* Task *
How would the passage below on AI-based crop quality analytics go on? Continue it from where it stops.

* Selected passage *
────

AI-Based Image Analytics — The startup has built a technology which works with on-premise embedded cameras for instant quality assessment using computer vision. Across India, majority of crops are assessed manually and with the naked eye, leaving room for multiple inconsistencies, manual fatigue and manipulations leading to losses across agriculture value chains. “For example, the quality of tea leaves is done by a person who spreads them on a table and makes a subjective assessment. But what we do is a computer-based analysis by taking a picture of the sample. The software analyzes the sample and based on that, they can fix the price. Similar technologies apply to grains like corn, barley, wheat, rice and others to assess the physical parameters like weevilled, shriveled, broken, clean, damaged etc.,” he explains.

AI-Based Sensor Analytics — “We pioneered the first applications for LoRA WAN-based IoT applications in India, which provide quality estimations in multiple agriculture processes in spatial arrangements, like curing, food storage, warehousing and logistics,” states Bhamra.

────

* Supplied entries *
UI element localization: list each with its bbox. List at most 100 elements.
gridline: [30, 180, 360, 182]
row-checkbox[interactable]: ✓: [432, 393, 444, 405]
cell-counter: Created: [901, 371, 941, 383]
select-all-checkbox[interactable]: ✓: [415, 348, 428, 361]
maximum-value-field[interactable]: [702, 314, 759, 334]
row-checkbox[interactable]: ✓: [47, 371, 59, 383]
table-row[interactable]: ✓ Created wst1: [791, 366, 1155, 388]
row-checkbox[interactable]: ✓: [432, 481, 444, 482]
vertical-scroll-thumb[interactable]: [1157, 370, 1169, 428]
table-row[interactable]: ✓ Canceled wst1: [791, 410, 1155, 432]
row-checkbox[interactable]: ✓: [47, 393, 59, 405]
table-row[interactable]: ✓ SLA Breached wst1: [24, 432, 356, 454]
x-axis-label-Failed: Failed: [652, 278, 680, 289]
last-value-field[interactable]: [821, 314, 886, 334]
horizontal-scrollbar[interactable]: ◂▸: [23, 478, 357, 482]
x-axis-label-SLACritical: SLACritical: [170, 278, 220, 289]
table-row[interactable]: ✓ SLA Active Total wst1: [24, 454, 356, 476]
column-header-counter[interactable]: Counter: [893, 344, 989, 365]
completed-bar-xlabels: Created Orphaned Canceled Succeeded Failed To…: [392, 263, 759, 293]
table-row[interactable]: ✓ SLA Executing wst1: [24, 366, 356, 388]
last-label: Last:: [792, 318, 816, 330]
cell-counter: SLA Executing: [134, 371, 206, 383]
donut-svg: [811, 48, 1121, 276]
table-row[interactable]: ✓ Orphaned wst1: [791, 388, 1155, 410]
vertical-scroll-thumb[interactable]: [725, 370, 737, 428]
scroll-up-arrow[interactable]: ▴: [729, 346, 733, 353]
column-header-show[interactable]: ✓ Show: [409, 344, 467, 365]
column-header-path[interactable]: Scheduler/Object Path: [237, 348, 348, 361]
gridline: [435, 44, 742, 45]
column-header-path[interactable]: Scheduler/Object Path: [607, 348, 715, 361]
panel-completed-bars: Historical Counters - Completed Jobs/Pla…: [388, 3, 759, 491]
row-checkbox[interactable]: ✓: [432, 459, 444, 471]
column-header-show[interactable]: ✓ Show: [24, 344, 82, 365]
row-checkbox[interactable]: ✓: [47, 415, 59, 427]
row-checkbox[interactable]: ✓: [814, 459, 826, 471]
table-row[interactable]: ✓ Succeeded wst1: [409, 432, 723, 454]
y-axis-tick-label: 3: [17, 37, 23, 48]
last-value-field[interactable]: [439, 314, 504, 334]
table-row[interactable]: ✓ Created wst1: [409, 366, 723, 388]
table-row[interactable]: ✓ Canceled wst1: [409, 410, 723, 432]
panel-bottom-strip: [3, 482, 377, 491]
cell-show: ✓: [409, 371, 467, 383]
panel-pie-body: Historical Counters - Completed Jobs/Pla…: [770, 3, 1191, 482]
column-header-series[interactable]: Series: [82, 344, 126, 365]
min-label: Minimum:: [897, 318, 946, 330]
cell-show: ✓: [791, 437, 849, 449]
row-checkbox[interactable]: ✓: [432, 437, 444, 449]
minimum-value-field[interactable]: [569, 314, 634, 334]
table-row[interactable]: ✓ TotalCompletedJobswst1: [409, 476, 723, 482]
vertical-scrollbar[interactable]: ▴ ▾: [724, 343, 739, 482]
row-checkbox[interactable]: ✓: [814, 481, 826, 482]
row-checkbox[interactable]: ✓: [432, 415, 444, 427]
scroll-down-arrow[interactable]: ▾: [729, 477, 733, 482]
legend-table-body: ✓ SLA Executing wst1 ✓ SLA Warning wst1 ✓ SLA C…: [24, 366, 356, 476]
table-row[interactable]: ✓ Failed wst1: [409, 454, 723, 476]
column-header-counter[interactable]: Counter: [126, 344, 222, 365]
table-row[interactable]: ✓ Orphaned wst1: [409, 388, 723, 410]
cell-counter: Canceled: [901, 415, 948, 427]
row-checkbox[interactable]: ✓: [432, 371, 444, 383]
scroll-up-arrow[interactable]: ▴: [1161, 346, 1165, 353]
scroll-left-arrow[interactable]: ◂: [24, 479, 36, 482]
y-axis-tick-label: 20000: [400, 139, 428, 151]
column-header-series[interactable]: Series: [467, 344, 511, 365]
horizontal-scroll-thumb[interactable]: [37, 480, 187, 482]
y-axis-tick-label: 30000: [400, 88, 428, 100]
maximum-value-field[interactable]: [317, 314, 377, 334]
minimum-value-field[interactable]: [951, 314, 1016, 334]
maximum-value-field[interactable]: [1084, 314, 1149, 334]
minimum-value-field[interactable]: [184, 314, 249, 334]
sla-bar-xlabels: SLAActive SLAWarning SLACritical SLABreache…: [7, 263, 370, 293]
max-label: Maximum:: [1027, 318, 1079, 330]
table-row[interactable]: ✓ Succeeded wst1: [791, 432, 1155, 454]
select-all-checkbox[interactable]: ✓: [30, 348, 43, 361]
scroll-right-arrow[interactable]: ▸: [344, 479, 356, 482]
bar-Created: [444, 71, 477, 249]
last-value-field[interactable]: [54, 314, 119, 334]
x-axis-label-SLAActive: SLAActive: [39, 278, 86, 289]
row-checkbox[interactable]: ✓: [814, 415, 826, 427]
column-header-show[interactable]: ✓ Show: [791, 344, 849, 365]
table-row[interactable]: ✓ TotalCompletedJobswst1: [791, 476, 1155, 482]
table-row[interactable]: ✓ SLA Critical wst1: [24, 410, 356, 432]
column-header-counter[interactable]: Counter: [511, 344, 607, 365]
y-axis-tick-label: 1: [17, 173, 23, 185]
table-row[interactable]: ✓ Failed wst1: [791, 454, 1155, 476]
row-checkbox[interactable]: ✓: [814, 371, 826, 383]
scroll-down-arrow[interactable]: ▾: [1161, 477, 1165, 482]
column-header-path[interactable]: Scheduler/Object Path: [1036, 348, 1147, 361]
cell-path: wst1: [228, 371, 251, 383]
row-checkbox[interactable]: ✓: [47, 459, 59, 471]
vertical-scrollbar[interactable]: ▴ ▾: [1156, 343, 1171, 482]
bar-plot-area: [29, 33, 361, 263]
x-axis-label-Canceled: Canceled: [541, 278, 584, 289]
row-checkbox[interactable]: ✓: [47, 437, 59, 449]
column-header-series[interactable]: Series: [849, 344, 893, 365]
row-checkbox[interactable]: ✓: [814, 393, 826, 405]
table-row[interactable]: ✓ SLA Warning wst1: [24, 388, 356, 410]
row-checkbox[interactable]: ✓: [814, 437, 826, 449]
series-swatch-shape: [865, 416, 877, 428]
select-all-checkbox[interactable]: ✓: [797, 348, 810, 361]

────

* Exercise result *
For India’s ‘Chai’ industry

Determining Fine Leaf Count (FLC) is imperative to the tea industry. AgNext has deployed TragNext, a platform for rapid and accurate estimation of FLC. Using AI and Image Recognition Software, AgNext can identify leaves from various classes coming from garden harvest as leaves, buds, Banjhi, shoots and the rest. Leaves are first dried and separated using a patented technology and then photographed with a high FPS camera. In the post-processed inverted binarized image, each component is identified and extracted separately using AI, and then the images are processed for FLC as per industry standards. A set of final stats show how many leaf and bud configurations are in every shoot, allowing for a percentage of FLC to be displayed on the device and mobile. All this gets done at a fraction of time, gives access to more sampling for better evaluation and removes subjectivity digitizing the entire procurement and payment process from there on. This technology has been deployed in tea estates of Goodricke, Rossell Tea, CISTA, Bokahola Tea, Tea Board of India and many other leading tea companies.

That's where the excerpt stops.